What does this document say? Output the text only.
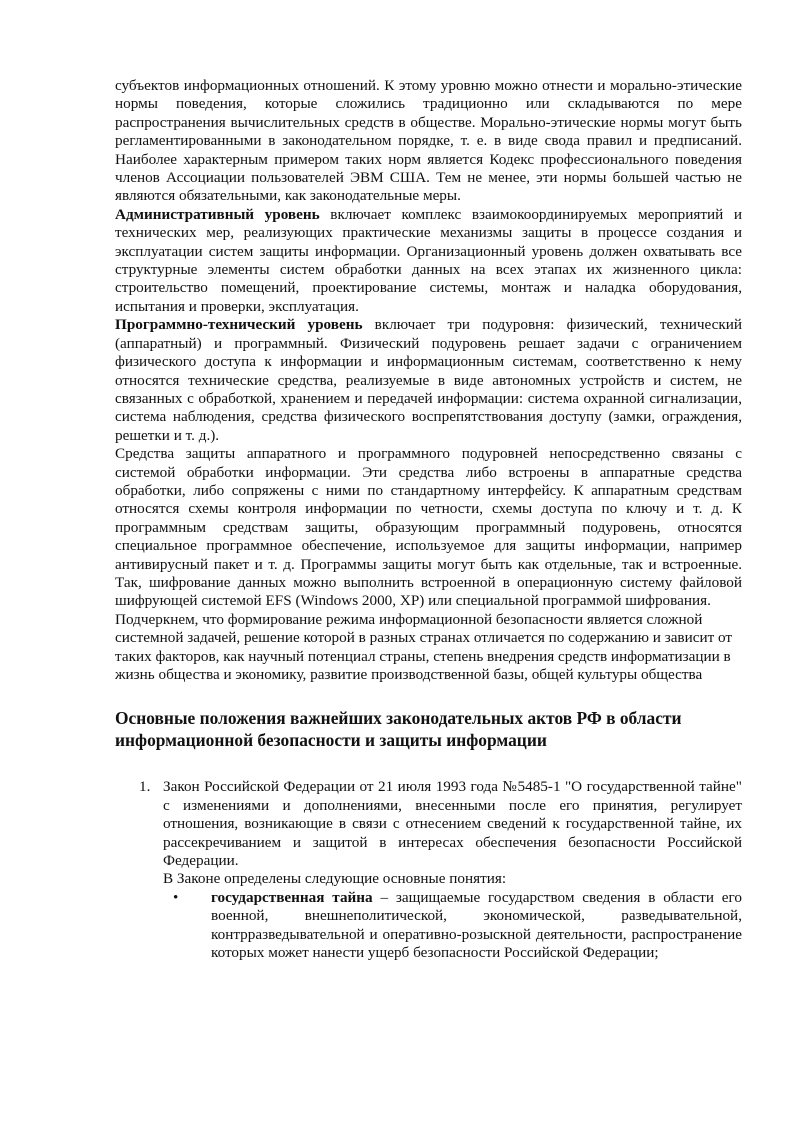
субъектов информационных отношений. К этому уровню можно отнести и морально-этические нормы поведения, которые сложились традиционно или складываются по мере распространения вычислительных средств в обществе. Морально-этические нормы могут быть регламентированными в законодательном порядке, т. е. в виде свода правил и предписаний. Наиболее характерным примером таких норм является Кодекс профессионального поведения членов Ассоциации пользователей ЭВМ США. Тем не менее, эти нормы большей частью не являются обязательными, как законодательные меры.

Административный уровень включает комплекс взаимокоординируемых мероприятий и технических мер, реализующих практические механизмы защиты в процессе создания и эксплуатации систем защиты информации. Организационный уровень должен охватывать все структурные элементы систем обработки данных на всех этапах их жизненного цикла: строительство помещений, проектирование системы, монтаж и наладка оборудования, испытания и проверки, эксплуатация.

Программно-технический уровень включает три подуровня: физический, технический (аппаратный) и программный. Физический подуровень решает задачи с ограничением физического доступа к информации и информационным системам, соответственно к нему относятся технические средства, реализуемые в виде автономных устройств и систем, не связанных с обработкой, хранением и передачей информации: система охранной сигнализации, система наблюдения, средства физического воспрепятствования доступу (замки, ограждения, решетки и т. д.).

Средства защиты аппаратного и программного подуровней непосредственно связаны с системой обработки информации. Эти средства либо встроены в аппаратные средства обработки, либо сопряжены с ними по стандартному интерфейсу. К аппаратным средствам относятся схемы контроля информации по четности, схемы доступа по ключу и т. д. К программным средствам защиты, образующим программный подуровень, относятся специальное программное обеспечение, используемое для защиты информации, например антивирусный пакет и т. д. Программы защиты могут быть как отдельные, так и встроенные. Так, шифрование данных можно выполнить встроенной в операционную систему файловой шифрующей системой EFS (Windows 2000, XP) или специальной программой шифрования.

Подчеркнем, что формирование режима информационной безопасности является сложной системной задачей, решение которой в разных странах отличается по содержанию и зависит от таких факторов, как научный потенциал страны, степень внедрения средств информатизации в жизнь общества и экономику, развитие производственной базы, общей культуры общества

Основные положения важнейших законодательных актов РФ в области информационной безопасности и защиты информации
1. Закон Российской Федерации от 21 июля 1993 года №5485-1 "О государственной тайне" с изменениями и дополнениями, внесенными после его принятия, регулирует отношения, возникающие в связи с отнесением сведений к государственной тайне, их рассекречиванием и защитой в интересах обеспечения безопасности Российской Федерации.

В Законе определены следующие основные понятия:

• государственная тайна – защищаемые государством сведения в области его военной, внешнеполитической, экономической, разведывательной, контрразведывательной и оперативно-розыскной деятельности, распространение которых может нанести ущерб безопасности Российской Федерации;
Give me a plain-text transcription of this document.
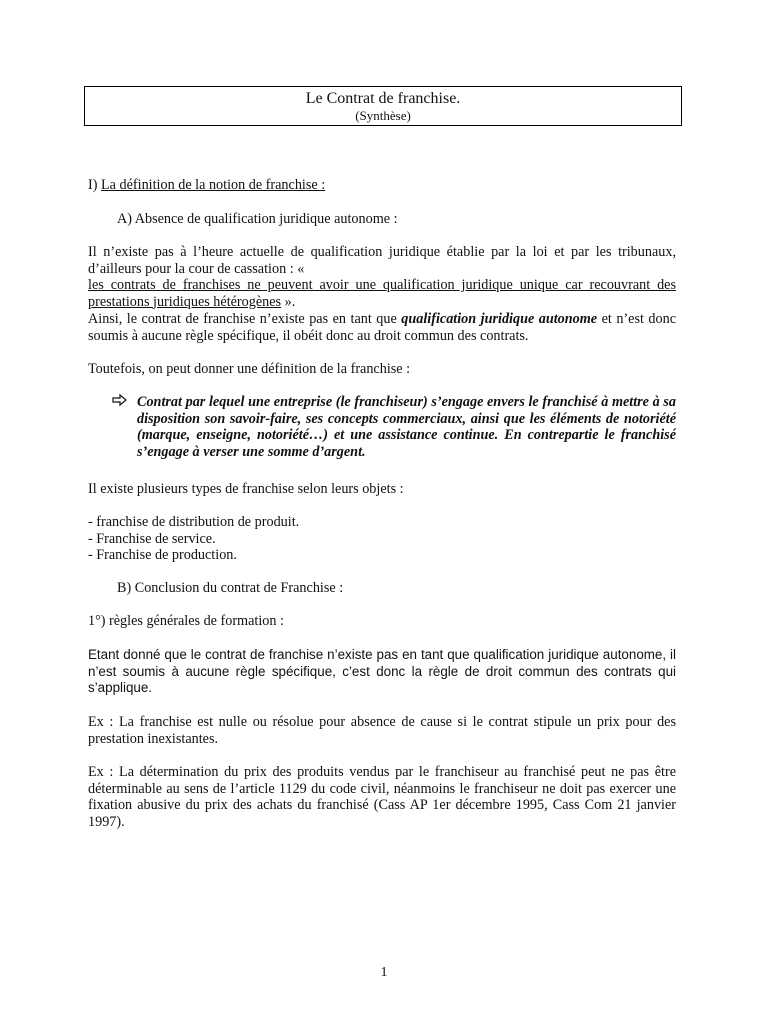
Le Contrat de franchise.
(Synthèse)
I) La définition de la notion de franchise :
A) Absence de qualification juridique autonome :
Il n’existe pas à l’heure actuelle de qualification juridique établie par la loi et par les tribunaux, d’ailleurs pour la cour de cassation : «les contrats de franchises ne peuvent avoir une qualification juridique unique car recouvrant des prestations juridiques hétérogènes ».
Ainsi, le contrat de franchise n’existe pas en tant que qualification juridique autonome et n’est donc soumis à aucune règle spécifique, il obéit donc au droit commun des contrats.
Toutefois, on peut donner une définition de la franchise :
Contrat par lequel une entreprise (le franchiseur) s’engage envers le franchisé à mettre à sa disposition son savoir-faire, ses concepts commerciaux, ainsi que les éléments de notoriété (marque, enseigne, notoriété…) et une assistance continue. En contrepartie le franchisé s’engage à verser une somme d’argent.
Il existe plusieurs types de franchise selon leurs objets :
- franchise de distribution de produit.
- Franchise de service.
- Franchise de production.
B) Conclusion du contrat de Franchise :
1°) règles générales de formation :
Etant donné que le contrat de franchise n’existe pas en tant que qualification juridique autonome, il n’est soumis à aucune règle spécifique, c’est donc la règle de droit commun des contrats qui s’applique.
Ex : La franchise est nulle ou résolue pour absence de cause si le contrat stipule un prix pour des prestation inexistantes.
Ex : La détermination du prix des produits vendus par le franchiseur au franchisé peut ne pas être déterminable au sens de l’article 1129 du code civil, néanmoins le franchiseur ne doit pas exercer une fixation abusive du prix des achats du franchisé (Cass AP 1er décembre 1995, Cass Com 21 janvier 1997).
1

Do this. State how many lines of the listing hold the string "text"; reply with the number and nothing else.

The response. 2